• [RECORDS SUPPLIED]

::::::::::

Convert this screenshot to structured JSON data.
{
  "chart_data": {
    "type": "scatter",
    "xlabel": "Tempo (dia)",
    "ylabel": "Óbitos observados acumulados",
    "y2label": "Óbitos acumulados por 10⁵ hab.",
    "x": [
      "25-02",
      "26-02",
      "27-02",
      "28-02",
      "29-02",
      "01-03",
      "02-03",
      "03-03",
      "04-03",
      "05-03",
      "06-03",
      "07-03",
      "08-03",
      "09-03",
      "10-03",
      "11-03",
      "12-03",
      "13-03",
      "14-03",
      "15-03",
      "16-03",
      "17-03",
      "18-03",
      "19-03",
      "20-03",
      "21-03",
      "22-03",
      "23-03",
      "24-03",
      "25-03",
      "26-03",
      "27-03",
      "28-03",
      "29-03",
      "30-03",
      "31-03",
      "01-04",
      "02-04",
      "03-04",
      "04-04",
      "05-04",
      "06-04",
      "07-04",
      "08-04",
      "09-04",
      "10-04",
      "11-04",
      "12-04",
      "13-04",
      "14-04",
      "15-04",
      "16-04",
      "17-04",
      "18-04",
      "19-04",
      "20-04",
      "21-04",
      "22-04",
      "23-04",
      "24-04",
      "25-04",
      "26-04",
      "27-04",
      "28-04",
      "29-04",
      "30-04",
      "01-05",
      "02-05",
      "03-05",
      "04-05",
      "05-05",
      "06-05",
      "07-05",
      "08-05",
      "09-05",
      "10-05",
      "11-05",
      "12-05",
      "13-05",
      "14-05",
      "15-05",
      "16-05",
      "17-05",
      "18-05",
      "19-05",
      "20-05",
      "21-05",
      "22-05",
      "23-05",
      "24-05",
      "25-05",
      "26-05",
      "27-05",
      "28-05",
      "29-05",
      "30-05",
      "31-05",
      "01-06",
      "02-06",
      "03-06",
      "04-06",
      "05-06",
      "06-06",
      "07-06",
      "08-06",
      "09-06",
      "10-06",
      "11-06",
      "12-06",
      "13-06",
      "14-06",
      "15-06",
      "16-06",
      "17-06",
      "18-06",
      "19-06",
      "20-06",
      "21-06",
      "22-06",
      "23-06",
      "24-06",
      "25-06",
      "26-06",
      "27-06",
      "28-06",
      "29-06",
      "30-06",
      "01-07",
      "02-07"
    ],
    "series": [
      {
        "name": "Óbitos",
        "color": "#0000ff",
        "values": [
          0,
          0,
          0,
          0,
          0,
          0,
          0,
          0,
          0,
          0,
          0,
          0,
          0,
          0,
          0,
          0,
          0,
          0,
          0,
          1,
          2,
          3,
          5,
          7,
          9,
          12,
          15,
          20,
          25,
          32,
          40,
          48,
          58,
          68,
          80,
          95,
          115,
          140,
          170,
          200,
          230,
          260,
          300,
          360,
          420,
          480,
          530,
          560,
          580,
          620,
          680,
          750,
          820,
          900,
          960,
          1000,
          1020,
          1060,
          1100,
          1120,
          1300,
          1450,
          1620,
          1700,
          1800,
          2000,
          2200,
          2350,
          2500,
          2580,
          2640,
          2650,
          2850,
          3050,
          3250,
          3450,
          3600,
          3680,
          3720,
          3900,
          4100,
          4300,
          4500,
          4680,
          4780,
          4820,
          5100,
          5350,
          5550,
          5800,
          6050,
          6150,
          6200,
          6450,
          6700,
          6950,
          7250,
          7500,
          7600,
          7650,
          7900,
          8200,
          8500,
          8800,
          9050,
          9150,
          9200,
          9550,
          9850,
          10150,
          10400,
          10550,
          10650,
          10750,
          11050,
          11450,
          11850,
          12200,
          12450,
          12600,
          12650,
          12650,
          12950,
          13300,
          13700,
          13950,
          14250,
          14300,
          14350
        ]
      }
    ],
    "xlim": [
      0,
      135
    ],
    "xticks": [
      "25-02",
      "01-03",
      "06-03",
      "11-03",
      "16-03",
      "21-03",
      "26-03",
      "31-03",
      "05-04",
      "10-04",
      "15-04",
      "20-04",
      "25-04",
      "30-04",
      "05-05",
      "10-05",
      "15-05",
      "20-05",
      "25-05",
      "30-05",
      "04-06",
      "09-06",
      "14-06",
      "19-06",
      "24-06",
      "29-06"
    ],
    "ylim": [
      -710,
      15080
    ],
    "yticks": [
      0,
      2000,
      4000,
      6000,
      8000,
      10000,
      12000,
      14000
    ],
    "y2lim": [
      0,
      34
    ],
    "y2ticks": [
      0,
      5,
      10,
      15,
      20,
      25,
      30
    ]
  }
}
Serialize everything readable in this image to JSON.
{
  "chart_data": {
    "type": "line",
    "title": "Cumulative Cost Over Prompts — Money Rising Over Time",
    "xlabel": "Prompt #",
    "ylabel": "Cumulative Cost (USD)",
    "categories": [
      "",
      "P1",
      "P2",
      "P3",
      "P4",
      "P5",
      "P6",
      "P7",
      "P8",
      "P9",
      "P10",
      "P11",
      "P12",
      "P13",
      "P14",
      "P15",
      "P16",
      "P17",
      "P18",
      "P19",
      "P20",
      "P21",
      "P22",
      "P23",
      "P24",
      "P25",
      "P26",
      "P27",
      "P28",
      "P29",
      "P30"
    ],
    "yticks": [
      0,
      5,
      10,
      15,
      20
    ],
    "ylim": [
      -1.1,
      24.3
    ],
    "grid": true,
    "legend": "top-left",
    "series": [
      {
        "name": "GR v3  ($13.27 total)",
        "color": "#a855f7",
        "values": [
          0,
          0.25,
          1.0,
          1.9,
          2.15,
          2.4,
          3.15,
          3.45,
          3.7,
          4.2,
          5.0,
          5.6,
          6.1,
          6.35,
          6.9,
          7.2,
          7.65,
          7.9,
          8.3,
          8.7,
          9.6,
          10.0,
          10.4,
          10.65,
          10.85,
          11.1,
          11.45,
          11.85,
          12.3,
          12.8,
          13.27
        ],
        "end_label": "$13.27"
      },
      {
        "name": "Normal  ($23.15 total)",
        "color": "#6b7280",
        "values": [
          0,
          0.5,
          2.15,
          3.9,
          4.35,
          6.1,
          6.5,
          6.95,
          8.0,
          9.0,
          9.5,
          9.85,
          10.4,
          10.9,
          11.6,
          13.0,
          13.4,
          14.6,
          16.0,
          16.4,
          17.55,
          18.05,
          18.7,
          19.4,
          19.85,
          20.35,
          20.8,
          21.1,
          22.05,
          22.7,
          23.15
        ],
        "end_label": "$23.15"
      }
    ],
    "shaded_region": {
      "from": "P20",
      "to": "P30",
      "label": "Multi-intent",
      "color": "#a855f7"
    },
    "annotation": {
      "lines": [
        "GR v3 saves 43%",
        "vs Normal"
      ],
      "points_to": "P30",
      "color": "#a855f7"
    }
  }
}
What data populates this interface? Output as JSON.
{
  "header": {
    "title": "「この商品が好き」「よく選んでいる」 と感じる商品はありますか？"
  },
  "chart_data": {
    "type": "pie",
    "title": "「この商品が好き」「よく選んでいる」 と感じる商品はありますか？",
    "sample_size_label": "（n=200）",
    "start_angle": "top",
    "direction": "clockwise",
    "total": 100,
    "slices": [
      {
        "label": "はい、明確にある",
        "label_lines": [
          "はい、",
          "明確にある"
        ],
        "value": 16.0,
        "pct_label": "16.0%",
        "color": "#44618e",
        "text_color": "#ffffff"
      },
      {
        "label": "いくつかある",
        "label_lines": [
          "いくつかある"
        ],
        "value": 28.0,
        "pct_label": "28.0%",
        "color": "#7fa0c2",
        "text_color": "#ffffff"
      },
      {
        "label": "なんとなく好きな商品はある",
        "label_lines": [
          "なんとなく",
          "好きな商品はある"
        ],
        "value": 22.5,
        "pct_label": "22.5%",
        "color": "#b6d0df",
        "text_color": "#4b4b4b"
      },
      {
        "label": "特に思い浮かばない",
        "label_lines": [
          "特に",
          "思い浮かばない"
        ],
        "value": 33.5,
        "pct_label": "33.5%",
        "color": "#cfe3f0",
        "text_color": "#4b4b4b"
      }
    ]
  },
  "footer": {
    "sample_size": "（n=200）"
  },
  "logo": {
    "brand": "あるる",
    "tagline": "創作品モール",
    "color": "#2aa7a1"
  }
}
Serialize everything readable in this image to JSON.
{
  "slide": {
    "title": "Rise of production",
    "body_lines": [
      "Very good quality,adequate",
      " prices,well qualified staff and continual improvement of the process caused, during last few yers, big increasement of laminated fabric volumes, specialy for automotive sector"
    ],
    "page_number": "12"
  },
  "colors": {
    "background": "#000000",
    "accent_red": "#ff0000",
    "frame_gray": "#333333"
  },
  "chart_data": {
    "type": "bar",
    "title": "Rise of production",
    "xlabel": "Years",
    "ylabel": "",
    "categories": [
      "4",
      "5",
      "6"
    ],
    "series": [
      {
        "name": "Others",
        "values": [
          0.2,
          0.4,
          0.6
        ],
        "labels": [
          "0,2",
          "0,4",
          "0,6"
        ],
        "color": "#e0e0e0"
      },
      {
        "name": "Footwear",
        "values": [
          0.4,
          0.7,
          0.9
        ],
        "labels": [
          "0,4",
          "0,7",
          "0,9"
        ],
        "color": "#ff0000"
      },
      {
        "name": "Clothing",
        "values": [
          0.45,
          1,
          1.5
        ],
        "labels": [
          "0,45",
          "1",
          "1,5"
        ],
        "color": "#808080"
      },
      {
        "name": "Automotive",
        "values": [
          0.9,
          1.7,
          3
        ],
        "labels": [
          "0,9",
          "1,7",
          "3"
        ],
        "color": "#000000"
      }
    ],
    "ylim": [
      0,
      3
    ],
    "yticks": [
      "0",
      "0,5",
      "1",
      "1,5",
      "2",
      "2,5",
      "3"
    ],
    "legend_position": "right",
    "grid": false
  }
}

::::::::::

• [STATED PROBLEM]
Pull out every line containing "よく選んでいる".

• [SOLUTION TO THE EXERCISE]
    "title": "「この商品が好き」「よく選んでいる」 と感じる商品はありますか？"
    "title": "「この商品が好き」「よく選んでいる」 と感じる商品はありますか？",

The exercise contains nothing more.